## start INFORMATION SHOWN

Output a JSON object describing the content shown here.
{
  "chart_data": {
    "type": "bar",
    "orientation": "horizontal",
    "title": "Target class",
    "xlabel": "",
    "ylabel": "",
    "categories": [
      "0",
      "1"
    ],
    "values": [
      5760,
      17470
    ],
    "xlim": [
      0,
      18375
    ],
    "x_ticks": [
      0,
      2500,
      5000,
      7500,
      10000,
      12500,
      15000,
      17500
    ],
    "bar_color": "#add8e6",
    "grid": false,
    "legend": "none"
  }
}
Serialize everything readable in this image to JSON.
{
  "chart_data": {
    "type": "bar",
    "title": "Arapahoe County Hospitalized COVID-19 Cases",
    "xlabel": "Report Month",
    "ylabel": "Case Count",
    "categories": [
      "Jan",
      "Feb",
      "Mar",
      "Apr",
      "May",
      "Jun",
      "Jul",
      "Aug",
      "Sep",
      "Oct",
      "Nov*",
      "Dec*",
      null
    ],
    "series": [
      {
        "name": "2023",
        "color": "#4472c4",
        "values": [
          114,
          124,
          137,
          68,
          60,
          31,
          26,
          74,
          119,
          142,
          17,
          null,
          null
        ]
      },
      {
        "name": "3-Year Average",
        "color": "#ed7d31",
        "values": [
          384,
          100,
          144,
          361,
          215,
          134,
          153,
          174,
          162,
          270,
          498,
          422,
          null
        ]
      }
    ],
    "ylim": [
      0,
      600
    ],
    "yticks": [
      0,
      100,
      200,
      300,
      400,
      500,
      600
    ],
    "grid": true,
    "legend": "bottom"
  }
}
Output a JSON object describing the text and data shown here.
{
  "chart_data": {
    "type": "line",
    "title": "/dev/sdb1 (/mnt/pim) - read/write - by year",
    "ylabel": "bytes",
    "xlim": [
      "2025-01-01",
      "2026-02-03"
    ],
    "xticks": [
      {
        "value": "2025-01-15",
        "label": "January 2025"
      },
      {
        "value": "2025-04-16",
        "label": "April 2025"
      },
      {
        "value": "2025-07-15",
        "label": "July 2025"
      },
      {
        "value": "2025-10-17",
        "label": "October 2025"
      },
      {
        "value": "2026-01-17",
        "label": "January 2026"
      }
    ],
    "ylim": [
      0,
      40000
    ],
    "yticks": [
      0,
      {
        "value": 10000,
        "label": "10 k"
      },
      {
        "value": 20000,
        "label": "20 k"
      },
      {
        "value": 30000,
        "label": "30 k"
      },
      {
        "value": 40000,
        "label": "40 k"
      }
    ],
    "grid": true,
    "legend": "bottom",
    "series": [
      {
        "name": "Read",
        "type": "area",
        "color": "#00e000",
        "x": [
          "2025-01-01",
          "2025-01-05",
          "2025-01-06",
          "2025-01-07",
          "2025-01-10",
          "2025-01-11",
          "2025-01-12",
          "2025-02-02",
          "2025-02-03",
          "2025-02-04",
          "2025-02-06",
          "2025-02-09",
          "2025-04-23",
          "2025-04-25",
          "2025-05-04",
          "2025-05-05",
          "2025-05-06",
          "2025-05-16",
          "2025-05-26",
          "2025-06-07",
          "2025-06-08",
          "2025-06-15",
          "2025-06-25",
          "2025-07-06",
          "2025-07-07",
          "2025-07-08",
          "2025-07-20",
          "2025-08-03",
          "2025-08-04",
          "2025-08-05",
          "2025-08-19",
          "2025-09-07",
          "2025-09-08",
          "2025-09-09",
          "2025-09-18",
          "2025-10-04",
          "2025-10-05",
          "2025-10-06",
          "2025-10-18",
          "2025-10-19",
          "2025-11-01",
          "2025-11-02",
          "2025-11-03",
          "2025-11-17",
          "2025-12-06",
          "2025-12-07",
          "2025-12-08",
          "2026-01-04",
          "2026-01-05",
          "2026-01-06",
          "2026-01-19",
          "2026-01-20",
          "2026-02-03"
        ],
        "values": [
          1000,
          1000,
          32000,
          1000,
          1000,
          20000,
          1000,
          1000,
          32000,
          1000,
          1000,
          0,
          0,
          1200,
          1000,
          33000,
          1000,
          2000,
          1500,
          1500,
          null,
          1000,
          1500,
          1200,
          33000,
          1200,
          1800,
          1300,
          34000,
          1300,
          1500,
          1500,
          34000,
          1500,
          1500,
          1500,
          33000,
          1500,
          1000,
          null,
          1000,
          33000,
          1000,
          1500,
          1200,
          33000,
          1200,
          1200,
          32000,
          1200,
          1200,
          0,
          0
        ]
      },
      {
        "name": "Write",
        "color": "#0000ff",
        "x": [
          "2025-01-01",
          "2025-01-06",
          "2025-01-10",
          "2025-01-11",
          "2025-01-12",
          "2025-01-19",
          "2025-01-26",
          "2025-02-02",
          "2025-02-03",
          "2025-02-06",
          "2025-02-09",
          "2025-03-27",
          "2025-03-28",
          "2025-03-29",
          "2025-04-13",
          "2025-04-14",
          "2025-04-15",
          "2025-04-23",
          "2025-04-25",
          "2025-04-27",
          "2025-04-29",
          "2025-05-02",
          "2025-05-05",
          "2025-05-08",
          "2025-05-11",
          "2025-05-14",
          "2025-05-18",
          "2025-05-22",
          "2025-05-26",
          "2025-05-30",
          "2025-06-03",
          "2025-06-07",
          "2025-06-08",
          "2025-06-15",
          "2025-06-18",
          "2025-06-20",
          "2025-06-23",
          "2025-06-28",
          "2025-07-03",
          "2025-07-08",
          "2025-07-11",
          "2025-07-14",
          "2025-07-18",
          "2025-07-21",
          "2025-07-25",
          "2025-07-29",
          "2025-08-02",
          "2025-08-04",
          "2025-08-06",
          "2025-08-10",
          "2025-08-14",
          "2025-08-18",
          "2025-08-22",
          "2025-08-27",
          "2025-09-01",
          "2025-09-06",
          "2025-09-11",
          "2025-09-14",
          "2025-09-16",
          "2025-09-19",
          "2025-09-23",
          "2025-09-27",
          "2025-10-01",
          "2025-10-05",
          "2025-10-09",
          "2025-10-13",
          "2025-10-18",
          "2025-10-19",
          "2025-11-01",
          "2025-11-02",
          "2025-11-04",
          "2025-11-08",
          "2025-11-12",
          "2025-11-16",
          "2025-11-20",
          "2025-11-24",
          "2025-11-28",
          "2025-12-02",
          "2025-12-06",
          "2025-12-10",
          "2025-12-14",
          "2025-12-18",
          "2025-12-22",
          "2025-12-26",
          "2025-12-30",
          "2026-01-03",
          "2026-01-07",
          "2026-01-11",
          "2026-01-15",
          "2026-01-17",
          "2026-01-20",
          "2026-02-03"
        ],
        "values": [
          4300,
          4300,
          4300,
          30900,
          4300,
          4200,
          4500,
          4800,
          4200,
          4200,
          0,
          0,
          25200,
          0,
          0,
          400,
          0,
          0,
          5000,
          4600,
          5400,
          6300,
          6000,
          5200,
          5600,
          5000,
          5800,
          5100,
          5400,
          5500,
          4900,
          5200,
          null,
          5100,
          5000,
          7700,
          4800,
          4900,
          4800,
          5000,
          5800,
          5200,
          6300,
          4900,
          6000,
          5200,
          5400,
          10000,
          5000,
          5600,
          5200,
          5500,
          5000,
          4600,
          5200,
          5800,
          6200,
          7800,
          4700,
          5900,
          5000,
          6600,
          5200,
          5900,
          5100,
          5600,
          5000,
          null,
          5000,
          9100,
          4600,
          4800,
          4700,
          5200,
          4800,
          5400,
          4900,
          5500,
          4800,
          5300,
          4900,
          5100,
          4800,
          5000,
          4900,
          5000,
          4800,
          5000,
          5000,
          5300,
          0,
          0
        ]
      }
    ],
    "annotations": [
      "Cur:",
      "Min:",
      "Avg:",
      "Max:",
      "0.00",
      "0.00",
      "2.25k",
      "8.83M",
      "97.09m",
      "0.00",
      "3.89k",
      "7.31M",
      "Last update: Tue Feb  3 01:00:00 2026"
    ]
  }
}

## end INFORMATION SHOWN

(YOUR GOAL)
Within the listing above, copy each line that has the string "object".

(SOLUTION TO THIS PROBLEM)
Output a JSON object describing the content shown here.
Output a JSON object describing the text and data shown here.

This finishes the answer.